» TASK DESCRIPTION
Provide an exact reproduction of every entry.

» RAW DATA
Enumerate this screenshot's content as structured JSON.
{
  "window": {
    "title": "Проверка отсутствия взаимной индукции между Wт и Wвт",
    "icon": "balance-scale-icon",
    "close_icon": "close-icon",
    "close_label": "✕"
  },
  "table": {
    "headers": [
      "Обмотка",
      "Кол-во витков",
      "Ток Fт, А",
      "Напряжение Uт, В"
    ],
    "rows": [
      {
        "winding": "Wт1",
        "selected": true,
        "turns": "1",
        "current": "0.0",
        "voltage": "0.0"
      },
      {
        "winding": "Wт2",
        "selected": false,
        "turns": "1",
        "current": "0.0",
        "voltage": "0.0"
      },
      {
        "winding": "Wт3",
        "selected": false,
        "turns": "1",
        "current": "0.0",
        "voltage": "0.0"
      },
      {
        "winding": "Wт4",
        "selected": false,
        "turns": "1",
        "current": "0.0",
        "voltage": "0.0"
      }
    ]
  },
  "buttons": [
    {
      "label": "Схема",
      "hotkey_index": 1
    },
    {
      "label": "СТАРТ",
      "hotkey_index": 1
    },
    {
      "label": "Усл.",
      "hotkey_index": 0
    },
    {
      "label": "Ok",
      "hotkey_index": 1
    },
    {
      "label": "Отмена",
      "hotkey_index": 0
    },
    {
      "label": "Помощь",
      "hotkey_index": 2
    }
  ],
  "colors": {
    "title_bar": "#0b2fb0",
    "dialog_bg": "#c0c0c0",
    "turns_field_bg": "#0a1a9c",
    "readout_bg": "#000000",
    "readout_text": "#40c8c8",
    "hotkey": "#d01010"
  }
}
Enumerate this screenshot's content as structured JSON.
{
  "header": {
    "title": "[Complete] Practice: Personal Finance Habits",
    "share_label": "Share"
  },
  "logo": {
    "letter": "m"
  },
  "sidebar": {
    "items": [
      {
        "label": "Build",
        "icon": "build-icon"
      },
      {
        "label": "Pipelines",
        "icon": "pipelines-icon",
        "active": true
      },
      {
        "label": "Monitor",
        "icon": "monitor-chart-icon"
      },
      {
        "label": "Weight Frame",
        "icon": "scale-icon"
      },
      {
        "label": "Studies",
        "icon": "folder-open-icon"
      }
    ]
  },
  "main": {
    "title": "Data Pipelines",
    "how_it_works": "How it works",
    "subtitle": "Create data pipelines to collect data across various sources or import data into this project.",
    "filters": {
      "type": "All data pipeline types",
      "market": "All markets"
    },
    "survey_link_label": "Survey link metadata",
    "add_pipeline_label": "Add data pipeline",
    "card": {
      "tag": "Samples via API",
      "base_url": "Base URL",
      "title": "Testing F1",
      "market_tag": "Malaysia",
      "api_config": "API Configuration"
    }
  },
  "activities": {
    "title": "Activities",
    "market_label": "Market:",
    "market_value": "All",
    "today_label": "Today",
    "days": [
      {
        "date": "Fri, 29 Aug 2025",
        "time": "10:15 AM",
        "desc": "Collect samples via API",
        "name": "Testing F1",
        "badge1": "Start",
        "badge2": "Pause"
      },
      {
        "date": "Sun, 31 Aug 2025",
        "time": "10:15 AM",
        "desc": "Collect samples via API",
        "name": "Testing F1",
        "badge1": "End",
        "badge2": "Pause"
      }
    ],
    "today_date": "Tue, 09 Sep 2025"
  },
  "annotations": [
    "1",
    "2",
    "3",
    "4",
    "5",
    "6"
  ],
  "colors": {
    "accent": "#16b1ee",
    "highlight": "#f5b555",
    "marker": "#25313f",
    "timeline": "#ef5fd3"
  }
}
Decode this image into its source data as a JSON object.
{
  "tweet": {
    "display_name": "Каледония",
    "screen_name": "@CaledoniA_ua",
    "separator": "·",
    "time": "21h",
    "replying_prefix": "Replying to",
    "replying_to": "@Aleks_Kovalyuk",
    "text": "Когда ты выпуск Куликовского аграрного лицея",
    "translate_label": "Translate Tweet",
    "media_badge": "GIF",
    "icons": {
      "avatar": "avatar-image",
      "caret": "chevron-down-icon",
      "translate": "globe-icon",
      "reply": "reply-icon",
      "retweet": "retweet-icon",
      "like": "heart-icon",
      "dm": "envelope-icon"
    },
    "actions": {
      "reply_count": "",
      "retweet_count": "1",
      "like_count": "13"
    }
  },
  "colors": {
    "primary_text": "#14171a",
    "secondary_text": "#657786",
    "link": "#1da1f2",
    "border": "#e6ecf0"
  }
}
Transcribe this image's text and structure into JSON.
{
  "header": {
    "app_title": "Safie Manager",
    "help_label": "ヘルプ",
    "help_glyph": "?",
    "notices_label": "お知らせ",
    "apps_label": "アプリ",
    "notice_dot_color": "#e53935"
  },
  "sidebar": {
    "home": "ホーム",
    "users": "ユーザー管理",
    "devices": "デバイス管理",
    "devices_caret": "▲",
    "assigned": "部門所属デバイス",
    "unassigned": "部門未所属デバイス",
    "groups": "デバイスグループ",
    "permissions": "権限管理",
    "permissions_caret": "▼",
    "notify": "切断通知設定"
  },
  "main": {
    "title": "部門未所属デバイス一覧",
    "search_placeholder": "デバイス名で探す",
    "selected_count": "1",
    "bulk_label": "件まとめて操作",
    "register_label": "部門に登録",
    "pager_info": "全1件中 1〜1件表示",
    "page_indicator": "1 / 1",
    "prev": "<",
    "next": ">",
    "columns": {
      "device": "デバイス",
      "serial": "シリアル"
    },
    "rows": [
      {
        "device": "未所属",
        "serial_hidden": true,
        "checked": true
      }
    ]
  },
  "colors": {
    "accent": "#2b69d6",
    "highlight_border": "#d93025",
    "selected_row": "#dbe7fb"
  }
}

» EXPECTED OUTPUT
Enumerate this screenshot's content as structured JSON.
{
  "window": {
    "title": "Проверка отсутствия взаимной индукции между Wт и Wвт",
    "icon": "balance-scale-icon",
    "close_icon": "close-icon",
    "close_label": "✕"
  },
  "table": {
    "headers": [
      "Обмотка",
      "Кол-во витков",
      "Ток Fт, А",
      "Напряжение Uт, В"
    ],
    "rows": [
      {
        "winding": "Wт1",
        "selected": true,
        "turns": "1",
        "current": "0.0",
        "voltage": "0.0"
      },
      {
        "winding": "Wт2",
        "selected": false,
        "turns": "1",
        "current": "0.0",
        "voltage": "0.0"
      },
      {
        "winding": "Wт3",
        "selected": false,
        "turns": "1",
        "current": "0.0",
        "voltage": "0.0"
      },
      {
        "winding": "Wт4",
        "selected": false,
        "turns": "1",
        "current": "0.0",
        "voltage": "0.0"
      }
    ]
  },
  "buttons": [
    {
      "label": "Схема",
      "hotkey_index": 1
    },
    {
      "label": "СТАРТ",
      "hotkey_index": 1
    },
    {
      "label": "Усл.",
      "hotkey_index": 0
    },
    {
      "label": "Ok",
      "hotkey_index": 1
    },
    {
      "label": "Отмена",
      "hotkey_index": 0
    },
    {
      "label": "Помощь",
      "hotkey_index": 2
    }
  ],
  "colors": {
    "title_bar": "#0b2fb0",
    "dialog_bg": "#c0c0c0",
    "turns_field_bg": "#0a1a9c",
    "readout_bg": "#000000",
    "readout_text": "#40c8c8",
    "hotkey": "#d01010"
  }
}
Enumerate this screenshot's content as structured JSON.
{
  "header": {
    "title": "[Complete] Practice: Personal Finance Habits",
    "share_label": "Share"
  },
  "logo": {
    "letter": "m"
  },
  "sidebar": {
    "items": [
      {
        "label": "Build",
        "icon": "build-icon"
      },
      {
        "label": "Pipelines",
        "icon": "pipelines-icon",
        "active": true
      },
      {
        "label": "Monitor",
        "icon": "monitor-chart-icon"
      },
      {
        "label": "Weight Frame",
        "icon": "scale-icon"
      },
      {
        "label": "Studies",
        "icon": "folder-open-icon"
      }
    ]
  },
  "main": {
    "title": "Data Pipelines",
    "how_it_works": "How it works",
    "subtitle": "Create data pipelines to collect data across various sources or import data into this project.",
    "filters": {
      "type": "All data pipeline types",
      "market": "All markets"
    },
    "survey_link_label": "Survey link metadata",
    "add_pipeline_label": "Add data pipeline",
    "card": {
      "tag": "Samples via API",
      "base_url": "Base URL",
      "title": "Testing F1",
      "market_tag": "Malaysia",
      "api_config": "API Configuration"
    }
  },
  "activities": {
    "title": "Activities",
    "market_label": "Market:",
    "market_value": "All",
    "today_label": "Today",
    "days": [
      {
        "date": "Fri, 29 Aug 2025",
        "time": "10:15 AM",
        "desc": "Collect samples via API",
        "name": "Testing F1",
        "badge1": "Start",
        "badge2": "Pause"
      },
      {
        "date": "Sun, 31 Aug 2025",
        "time": "10:15 AM",
        "desc": "Collect samples via API",
        "name": "Testing F1",
        "badge1": "End",
        "badge2": "Pause"
      }
    ],
    "today_date": "Tue, 09 Sep 2025"
  },
  "annotations": [
    "1",
    "2",
    "3",
    "4",
    "5",
    "6"
  ],
  "colors": {
    "accent": "#16b1ee",
    "highlight": "#f5b555",
    "marker": "#25313f",
    "timeline": "#ef5fd3"
  }
}
Decode this image into its source data as a JSON object.
{
  "tweet": {
    "display_name": "Каледония",
    "screen_name": "@CaledoniA_ua",
    "separator": "·",
    "time": "21h",
    "replying_prefix": "Replying to",
    "replying_to": "@Aleks_Kovalyuk",
    "text": "Когда ты выпуск Куликовского аграрного лицея",
    "translate_label": "Translate Tweet",
    "media_badge": "GIF",
    "icons": {
      "avatar": "avatar-image",
      "caret": "chevron-down-icon",
      "translate": "globe-icon",
      "reply": "reply-icon",
      "retweet": "retweet-icon",
      "like": "heart-icon",
      "dm": "envelope-icon"
    },
    "actions": {
      "reply_count": "",
      "retweet_count": "1",
      "like_count": "13"
    }
  },
  "colors": {
    "primary_text": "#14171a",
    "secondary_text": "#657786",
    "link": "#1da1f2",
    "border": "#e6ecf0"
  }
}
Transcribe this image's text and structure into JSON.
{
  "header": {
    "app_title": "Safie Manager",
    "help_label": "ヘルプ",
    "help_glyph": "?",
    "notices_label": "お知らせ",
    "apps_label": "アプリ",
    "notice_dot_color": "#e53935"
  },
  "sidebar": {
    "home": "ホーム",
    "users": "ユーザー管理",
    "devices": "デバイス管理",
    "devices_caret": "▲",
    "assigned": "部門所属デバイス",
    "unassigned": "部門未所属デバイス",
    "groups": "デバイスグループ",
    "permissions": "権限管理",
    "permissions_caret": "▼",
    "notify": "切断通知設定"
  },
  "main": {
    "title": "部門未所属デバイス一覧",
    "search_placeholder": "デバイス名で探す",
    "selected_count": "1",
    "bulk_label": "件まとめて操作",
    "register_label": "部門に登録",
    "pager_info": "全1件中 1〜1件表示",
    "page_indicator": "1 / 1",
    "prev": "<",
    "next": ">",
    "columns": {
      "device": "デバイス",
      "serial": "シリアル"
    },
    "rows": [
      {
        "device": "未所属",
        "serial_hidden": true,
        "checked": true
      }
    ]
  },
  "colors": {
    "accent": "#2b69d6",
    "highlight_border": "#d93025",
    "selected_row": "#dbe7fb"
  }
}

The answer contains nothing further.